[Start]

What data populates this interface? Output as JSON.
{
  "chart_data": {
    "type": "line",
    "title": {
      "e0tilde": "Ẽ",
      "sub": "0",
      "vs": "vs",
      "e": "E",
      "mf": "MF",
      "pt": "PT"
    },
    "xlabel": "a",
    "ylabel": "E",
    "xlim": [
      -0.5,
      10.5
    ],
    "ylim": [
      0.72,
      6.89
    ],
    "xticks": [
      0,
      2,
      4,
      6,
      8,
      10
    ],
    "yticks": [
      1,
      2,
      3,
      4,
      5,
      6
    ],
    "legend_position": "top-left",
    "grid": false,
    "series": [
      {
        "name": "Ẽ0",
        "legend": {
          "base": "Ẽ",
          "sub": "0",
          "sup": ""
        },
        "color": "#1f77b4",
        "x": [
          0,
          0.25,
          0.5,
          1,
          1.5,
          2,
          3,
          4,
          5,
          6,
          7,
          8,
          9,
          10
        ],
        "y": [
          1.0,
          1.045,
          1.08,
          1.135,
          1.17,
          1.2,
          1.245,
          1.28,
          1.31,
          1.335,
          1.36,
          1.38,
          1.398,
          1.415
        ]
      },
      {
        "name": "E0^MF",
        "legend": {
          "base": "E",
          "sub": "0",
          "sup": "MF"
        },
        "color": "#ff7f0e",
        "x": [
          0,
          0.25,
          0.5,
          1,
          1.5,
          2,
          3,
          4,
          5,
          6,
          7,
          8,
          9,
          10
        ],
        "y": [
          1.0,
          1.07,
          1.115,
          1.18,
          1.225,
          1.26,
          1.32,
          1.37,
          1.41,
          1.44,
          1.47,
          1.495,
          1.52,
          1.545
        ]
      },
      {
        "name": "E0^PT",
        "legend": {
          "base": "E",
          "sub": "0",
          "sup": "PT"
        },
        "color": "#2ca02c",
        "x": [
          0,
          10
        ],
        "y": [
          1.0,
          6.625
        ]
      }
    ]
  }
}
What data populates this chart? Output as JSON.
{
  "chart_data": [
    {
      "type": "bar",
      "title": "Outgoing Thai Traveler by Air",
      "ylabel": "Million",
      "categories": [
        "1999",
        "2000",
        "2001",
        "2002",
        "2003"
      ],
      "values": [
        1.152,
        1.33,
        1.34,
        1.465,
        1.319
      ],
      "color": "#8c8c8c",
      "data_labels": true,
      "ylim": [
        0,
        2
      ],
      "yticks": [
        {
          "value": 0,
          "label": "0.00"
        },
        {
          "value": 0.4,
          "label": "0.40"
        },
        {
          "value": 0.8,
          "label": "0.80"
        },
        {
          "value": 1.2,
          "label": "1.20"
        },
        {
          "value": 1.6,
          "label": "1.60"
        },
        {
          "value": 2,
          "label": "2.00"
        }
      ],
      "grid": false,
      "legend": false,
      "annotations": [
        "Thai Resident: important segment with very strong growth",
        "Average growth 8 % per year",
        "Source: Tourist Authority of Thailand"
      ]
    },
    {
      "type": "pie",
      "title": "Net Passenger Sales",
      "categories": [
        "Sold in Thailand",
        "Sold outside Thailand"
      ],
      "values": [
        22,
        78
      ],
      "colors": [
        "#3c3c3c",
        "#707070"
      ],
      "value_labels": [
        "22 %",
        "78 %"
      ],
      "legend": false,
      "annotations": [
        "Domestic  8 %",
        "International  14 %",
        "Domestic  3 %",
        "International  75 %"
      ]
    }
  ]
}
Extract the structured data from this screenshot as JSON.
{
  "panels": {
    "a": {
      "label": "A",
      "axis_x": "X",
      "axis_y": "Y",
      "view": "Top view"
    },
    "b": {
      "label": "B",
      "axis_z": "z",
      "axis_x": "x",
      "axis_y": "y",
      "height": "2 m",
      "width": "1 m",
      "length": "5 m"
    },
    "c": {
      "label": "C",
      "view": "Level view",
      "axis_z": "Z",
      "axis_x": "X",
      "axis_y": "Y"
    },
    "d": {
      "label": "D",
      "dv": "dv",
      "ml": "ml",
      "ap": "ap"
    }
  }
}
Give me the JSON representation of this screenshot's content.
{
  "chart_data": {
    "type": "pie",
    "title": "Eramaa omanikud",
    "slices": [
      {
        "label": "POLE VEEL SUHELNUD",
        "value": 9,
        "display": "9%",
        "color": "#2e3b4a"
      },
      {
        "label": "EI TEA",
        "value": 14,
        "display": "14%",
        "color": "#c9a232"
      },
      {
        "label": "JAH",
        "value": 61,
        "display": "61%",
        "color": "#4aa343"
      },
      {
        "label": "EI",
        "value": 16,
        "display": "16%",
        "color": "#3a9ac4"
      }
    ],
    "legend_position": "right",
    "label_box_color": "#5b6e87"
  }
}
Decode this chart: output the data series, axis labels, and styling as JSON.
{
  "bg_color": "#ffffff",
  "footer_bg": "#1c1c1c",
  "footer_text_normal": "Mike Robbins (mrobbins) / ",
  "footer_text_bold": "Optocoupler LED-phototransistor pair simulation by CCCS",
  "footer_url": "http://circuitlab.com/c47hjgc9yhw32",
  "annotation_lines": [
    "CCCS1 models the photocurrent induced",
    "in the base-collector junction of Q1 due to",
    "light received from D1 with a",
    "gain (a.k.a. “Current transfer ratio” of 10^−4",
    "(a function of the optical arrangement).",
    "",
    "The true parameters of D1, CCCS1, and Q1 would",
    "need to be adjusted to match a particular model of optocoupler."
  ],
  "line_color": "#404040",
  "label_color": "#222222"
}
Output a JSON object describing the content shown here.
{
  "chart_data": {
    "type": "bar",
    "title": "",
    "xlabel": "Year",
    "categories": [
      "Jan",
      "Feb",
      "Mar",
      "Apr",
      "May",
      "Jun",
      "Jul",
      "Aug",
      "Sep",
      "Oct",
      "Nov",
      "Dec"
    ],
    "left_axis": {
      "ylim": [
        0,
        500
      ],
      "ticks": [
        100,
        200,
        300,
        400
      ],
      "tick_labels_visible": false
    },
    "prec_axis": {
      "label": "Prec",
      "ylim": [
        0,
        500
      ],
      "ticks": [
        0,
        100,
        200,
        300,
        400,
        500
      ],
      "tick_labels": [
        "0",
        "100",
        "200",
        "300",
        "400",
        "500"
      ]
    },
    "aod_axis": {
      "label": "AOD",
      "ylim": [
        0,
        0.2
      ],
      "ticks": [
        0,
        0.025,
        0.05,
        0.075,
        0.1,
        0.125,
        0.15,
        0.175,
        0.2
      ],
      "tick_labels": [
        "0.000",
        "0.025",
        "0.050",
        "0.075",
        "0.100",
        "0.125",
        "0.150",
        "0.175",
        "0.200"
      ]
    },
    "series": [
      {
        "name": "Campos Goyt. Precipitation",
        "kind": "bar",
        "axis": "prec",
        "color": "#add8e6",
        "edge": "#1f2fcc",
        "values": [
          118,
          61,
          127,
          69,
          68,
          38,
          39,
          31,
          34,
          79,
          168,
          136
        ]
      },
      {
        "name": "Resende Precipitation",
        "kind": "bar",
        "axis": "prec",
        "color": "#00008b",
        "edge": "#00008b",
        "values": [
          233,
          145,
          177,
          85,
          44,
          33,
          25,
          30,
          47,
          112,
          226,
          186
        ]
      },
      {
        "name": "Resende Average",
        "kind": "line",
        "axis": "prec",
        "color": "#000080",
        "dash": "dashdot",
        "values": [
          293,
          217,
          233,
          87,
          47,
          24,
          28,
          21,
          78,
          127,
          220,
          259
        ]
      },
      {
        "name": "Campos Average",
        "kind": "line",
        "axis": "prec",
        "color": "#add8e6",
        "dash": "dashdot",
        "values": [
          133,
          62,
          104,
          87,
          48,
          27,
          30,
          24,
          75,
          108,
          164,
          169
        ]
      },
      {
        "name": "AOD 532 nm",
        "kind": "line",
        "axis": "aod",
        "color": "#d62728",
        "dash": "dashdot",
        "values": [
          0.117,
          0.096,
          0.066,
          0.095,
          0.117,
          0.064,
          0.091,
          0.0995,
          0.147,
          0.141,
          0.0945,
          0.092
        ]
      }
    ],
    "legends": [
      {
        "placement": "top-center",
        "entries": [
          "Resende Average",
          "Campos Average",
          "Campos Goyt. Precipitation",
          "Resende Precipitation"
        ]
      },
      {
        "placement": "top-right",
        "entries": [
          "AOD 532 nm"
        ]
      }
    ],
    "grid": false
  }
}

[End]

**GIVEN PROBLEM:**
Filter the records above for "Sold" and copy every matching line.

**ANSWER FOR THIS EXERCISE:**
        "Sold in Thailand",
        "Sold outside Thailand"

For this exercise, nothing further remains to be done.